__Stored data entries__:
★ ★ ★ ★ ★

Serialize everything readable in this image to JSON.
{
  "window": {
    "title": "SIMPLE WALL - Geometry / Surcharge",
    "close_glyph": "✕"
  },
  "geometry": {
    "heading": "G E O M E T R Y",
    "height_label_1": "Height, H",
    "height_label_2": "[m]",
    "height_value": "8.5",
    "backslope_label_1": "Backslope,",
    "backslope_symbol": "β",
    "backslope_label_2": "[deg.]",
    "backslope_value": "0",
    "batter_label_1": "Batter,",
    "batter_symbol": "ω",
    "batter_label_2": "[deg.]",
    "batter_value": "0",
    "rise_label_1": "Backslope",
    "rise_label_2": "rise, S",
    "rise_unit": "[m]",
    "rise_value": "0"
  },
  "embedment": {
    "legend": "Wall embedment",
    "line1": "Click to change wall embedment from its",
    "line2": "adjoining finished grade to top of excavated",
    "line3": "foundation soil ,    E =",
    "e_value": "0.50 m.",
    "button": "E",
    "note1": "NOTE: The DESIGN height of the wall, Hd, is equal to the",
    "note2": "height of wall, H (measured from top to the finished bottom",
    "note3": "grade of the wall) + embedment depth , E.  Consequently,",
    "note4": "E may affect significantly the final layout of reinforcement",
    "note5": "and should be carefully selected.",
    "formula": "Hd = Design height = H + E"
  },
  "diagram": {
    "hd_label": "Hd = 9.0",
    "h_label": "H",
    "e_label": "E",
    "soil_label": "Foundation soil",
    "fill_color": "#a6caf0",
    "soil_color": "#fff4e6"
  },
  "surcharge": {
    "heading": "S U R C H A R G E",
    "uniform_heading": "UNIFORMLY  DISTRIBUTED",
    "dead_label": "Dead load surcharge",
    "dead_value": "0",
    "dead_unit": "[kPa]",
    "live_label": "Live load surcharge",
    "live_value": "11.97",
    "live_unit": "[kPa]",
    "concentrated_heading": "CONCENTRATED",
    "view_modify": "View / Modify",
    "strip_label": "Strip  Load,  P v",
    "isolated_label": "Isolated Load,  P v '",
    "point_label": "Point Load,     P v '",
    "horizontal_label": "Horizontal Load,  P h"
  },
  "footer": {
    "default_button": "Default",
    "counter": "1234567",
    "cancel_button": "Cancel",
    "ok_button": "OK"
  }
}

★ ★ ★ ★ ★

__Your objective__:
Repeat the records above exactly, from the first line to the last.

__Correct response__:
Serialize everything readable in this image to JSON.
{
  "window": {
    "title": "SIMPLE WALL - Geometry / Surcharge",
    "close_glyph": "✕"
  },
  "geometry": {
    "heading": "G E O M E T R Y",
    "height_label_1": "Height, H",
    "height_label_2": "[m]",
    "height_value": "8.5",
    "backslope_label_1": "Backslope,",
    "backslope_symbol": "β",
    "backslope_label_2": "[deg.]",
    "backslope_value": "0",
    "batter_label_1": "Batter,",
    "batter_symbol": "ω",
    "batter_label_2": "[deg.]",
    "batter_value": "0",
    "rise_label_1": "Backslope",
    "rise_label_2": "rise, S",
    "rise_unit": "[m]",
    "rise_value": "0"
  },
  "embedment": {
    "legend": "Wall embedment",
    "line1": "Click to change wall embedment from its",
    "line2": "adjoining finished grade to top of excavated",
    "line3": "foundation soil ,    E =",
    "e_value": "0.50 m.",
    "button": "E",
    "note1": "NOTE: The DESIGN height of the wall, Hd, is equal to the",
    "note2": "height of wall, H (measured from top to the finished bottom",
    "note3": "grade of the wall) + embedment depth , E.  Consequently,",
    "note4": "E may affect significantly the final layout of reinforcement",
    "note5": "and should be carefully selected.",
    "formula": "Hd = Design height = H + E"
  },
  "diagram": {
    "hd_label": "Hd = 9.0",
    "h_label": "H",
    "e_label": "E",
    "soil_label": "Foundation soil",
    "fill_color": "#a6caf0",
    "soil_color": "#fff4e6"
  },
  "surcharge": {
    "heading": "S U R C H A R G E",
    "uniform_heading": "UNIFORMLY  DISTRIBUTED",
    "dead_label": "Dead load surcharge",
    "dead_value": "0",
    "dead_unit": "[kPa]",
    "live_label": "Live load surcharge",
    "live_value": "11.97",
    "live_unit": "[kPa]",
    "concentrated_heading": "CONCENTRATED",
    "view_modify": "View / Modify",
    "strip_label": "Strip  Load,  P v",
    "isolated_label": "Isolated Load,  P v '",
    "point_label": "Point Load,     P v '",
    "horizontal_label": "Horizontal Load,  P h"
  },
  "footer": {
    "default_button": "Default",
    "counter": "1234567",
    "cancel_button": "Cancel",
    "ok_button": "OK"
  }
}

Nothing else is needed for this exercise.